# start of DATASET RECORDS
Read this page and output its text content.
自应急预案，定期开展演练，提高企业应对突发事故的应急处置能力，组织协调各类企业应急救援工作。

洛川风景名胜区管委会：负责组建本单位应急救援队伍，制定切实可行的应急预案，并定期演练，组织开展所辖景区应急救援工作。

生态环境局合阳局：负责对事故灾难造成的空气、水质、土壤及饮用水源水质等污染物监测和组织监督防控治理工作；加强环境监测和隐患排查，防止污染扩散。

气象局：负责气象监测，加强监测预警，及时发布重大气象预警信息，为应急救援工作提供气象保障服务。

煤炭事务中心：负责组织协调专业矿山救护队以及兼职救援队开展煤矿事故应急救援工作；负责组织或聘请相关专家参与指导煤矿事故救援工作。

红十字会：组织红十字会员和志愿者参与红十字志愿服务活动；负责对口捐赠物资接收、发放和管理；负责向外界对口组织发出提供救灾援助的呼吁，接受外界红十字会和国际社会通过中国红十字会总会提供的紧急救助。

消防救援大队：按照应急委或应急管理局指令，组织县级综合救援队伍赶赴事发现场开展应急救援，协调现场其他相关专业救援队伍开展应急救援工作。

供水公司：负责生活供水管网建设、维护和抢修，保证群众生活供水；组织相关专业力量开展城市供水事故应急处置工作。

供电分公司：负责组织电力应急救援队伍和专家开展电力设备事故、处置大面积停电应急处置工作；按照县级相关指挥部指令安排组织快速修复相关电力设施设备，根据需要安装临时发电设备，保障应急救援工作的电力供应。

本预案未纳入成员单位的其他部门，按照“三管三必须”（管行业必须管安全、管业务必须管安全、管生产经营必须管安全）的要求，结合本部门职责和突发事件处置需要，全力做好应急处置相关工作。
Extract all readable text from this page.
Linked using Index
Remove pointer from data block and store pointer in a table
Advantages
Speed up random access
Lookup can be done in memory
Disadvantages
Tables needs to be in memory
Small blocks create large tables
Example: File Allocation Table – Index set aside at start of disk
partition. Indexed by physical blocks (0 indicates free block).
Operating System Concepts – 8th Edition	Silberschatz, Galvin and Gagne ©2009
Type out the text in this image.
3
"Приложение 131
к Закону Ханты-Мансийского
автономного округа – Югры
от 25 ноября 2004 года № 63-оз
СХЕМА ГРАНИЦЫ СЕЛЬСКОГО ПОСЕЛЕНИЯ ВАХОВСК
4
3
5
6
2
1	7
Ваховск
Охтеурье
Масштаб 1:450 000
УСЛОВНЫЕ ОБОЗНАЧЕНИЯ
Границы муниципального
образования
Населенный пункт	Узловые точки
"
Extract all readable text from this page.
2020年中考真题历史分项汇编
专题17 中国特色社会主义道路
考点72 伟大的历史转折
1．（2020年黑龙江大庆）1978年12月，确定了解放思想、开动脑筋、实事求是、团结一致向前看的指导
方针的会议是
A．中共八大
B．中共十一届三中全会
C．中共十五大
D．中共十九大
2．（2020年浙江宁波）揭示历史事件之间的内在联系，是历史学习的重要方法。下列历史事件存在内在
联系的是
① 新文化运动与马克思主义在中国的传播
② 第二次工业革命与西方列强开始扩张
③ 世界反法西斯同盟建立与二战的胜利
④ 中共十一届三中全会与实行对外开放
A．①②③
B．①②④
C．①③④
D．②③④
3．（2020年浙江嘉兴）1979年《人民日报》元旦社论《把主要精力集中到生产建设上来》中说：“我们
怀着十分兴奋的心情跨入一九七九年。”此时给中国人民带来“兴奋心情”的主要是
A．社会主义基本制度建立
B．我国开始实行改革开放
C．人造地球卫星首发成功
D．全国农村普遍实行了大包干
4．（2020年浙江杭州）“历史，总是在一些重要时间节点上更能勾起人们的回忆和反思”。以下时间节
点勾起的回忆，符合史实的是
# end of DATASET RECORDS
Write down every line of the data above that includes the string "this".

_COMPLETE OUTPUT_
Read this page and output its text content.
Extract all readable text from this page.
Type out the text in this image.
Extract all readable text from this page.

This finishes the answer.